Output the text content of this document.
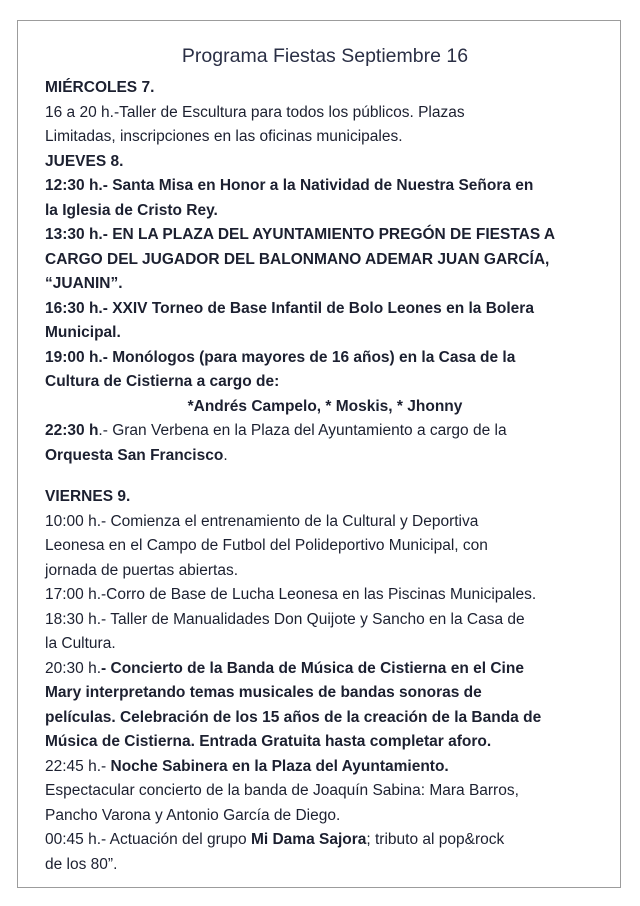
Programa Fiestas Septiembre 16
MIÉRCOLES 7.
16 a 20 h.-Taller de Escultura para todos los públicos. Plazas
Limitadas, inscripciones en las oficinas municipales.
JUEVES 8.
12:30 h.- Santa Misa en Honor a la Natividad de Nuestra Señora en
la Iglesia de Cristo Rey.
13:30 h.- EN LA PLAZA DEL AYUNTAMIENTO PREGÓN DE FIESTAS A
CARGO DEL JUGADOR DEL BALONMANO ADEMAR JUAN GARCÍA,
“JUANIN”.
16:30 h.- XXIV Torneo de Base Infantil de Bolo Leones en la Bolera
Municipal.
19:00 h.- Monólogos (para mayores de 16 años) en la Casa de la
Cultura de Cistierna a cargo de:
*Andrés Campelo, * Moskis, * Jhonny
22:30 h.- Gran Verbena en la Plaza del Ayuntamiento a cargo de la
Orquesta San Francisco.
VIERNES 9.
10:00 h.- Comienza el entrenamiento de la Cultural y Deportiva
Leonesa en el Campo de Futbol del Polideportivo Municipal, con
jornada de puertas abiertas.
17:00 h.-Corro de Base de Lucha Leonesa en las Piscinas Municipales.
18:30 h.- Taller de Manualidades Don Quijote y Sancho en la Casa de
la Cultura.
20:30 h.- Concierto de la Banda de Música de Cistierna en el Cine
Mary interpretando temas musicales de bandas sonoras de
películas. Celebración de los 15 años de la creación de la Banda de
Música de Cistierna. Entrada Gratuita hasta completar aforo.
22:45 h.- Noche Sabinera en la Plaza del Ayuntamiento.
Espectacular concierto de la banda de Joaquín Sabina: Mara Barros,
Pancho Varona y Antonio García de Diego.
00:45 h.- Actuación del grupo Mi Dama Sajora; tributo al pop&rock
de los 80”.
---
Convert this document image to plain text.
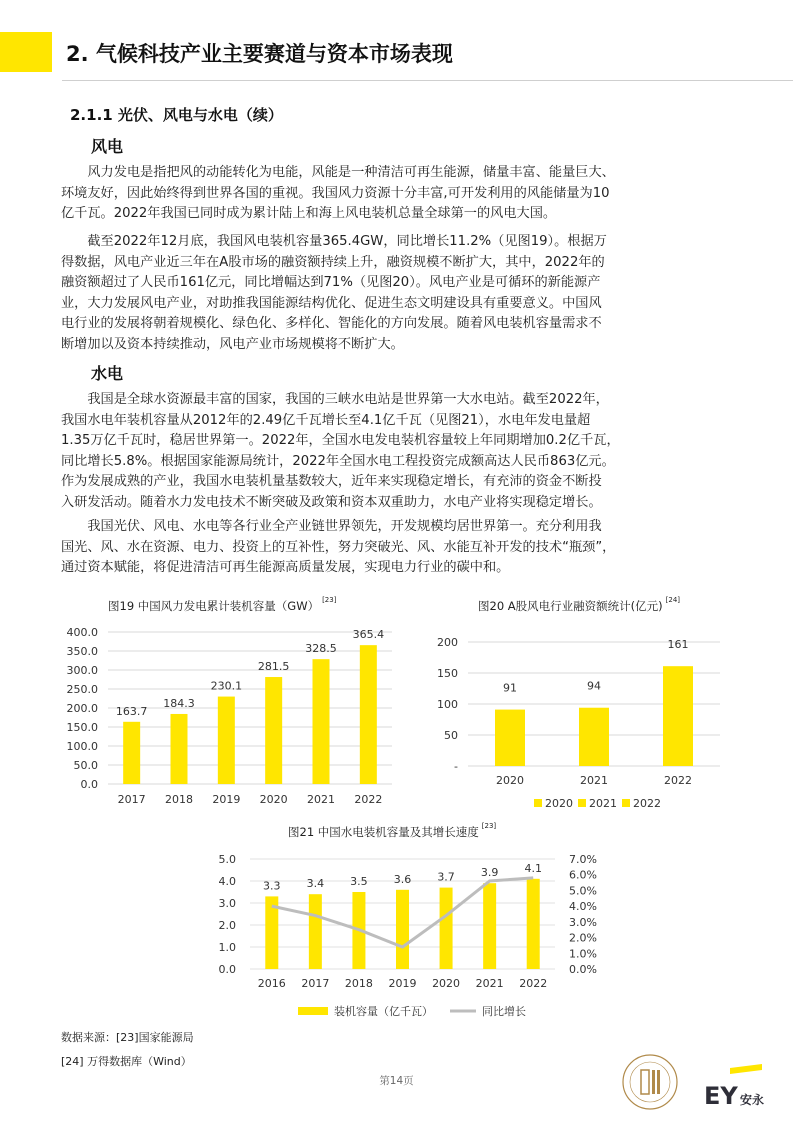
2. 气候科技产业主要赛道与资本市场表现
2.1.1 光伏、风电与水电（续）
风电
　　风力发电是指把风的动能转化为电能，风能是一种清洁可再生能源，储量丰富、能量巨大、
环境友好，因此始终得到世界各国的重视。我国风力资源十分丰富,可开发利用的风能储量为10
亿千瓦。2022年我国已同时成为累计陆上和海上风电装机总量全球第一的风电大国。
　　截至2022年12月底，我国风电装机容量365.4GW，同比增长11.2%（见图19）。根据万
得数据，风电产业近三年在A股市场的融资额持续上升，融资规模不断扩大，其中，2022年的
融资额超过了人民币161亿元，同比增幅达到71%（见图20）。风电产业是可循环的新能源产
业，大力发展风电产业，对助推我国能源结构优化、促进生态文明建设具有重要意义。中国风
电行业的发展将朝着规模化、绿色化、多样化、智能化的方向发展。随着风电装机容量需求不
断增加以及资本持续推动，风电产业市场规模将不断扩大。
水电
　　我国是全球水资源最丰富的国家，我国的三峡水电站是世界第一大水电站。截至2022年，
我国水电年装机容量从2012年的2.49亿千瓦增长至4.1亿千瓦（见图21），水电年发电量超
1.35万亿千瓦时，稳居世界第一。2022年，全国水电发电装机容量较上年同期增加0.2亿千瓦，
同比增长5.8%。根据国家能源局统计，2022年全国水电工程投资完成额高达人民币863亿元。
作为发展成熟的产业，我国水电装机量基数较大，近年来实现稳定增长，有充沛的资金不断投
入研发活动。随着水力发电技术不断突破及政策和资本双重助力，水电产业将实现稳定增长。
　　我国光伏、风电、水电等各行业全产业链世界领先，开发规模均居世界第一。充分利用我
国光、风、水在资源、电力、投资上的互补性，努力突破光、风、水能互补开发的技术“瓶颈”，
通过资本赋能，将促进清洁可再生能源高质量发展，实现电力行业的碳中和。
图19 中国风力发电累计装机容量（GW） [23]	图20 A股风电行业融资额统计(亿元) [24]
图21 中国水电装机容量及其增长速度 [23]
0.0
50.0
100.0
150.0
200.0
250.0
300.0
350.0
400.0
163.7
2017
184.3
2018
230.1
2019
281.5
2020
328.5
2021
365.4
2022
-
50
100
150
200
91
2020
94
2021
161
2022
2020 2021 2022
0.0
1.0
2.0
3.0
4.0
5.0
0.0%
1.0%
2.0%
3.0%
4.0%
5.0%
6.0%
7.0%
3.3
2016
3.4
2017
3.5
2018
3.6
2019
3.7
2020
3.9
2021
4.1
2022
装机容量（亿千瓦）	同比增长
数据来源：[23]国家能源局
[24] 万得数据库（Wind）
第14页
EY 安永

Exercise aim: Among the lines above, determine how many hold the word "años"; report the figure alone.

Task output: 2